* _STATED PROBLEM_:
Tell how many lines include the string "Royal". Answer with a single number.

◆ ◆ ◆

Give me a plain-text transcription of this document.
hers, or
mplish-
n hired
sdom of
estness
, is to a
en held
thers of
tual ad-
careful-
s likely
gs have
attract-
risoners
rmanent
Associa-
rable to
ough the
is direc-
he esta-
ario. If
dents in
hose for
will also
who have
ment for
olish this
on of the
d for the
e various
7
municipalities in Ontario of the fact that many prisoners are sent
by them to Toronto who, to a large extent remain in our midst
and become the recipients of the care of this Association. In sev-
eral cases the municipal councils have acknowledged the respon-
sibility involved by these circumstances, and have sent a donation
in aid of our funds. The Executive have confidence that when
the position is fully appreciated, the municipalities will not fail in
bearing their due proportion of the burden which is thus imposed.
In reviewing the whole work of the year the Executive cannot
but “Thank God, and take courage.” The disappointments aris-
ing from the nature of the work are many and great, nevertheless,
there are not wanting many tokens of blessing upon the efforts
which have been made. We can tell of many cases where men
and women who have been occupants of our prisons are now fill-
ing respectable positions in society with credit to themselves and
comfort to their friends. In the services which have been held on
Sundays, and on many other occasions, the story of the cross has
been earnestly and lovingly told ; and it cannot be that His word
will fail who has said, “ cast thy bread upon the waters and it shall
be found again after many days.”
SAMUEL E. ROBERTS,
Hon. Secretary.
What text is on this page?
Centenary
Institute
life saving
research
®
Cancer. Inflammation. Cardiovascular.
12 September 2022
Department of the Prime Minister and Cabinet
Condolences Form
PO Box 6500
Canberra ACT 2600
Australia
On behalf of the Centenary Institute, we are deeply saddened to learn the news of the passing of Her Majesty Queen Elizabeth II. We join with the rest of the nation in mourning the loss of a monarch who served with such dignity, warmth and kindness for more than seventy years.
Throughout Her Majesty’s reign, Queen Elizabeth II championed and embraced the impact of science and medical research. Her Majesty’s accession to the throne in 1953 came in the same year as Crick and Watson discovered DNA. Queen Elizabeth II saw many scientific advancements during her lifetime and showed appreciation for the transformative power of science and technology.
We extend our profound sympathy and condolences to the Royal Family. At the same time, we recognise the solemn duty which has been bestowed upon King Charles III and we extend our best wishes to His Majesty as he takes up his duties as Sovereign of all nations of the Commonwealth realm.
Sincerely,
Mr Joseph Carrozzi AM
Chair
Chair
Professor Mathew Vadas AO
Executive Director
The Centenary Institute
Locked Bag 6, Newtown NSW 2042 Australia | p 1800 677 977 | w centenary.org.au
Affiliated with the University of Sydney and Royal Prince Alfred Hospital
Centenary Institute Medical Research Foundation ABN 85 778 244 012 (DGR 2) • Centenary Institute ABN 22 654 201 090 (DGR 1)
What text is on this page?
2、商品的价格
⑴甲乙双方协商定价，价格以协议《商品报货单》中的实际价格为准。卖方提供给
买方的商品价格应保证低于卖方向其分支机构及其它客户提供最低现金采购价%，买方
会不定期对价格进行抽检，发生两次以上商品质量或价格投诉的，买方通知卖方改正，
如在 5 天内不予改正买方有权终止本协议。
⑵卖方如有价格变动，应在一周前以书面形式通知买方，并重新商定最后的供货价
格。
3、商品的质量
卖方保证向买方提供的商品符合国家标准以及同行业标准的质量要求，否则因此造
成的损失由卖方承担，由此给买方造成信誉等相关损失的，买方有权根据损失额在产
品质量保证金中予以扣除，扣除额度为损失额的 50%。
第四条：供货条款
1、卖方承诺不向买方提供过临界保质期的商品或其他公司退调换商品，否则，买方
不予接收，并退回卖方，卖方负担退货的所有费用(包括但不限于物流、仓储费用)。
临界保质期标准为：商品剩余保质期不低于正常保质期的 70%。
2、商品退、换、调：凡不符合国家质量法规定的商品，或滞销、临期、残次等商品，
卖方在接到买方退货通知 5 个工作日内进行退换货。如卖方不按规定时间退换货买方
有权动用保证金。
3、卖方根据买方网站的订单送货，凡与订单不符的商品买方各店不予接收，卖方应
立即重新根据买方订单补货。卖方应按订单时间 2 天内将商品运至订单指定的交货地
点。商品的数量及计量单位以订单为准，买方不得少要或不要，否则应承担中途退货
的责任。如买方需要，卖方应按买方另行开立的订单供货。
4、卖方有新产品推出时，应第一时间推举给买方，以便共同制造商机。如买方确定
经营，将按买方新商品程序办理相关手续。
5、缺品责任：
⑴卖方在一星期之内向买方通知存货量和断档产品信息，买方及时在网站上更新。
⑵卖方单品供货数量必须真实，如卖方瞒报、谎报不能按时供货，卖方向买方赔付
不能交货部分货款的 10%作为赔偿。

◆ ◆ ◆

* _OUTPUT BELOW_:
2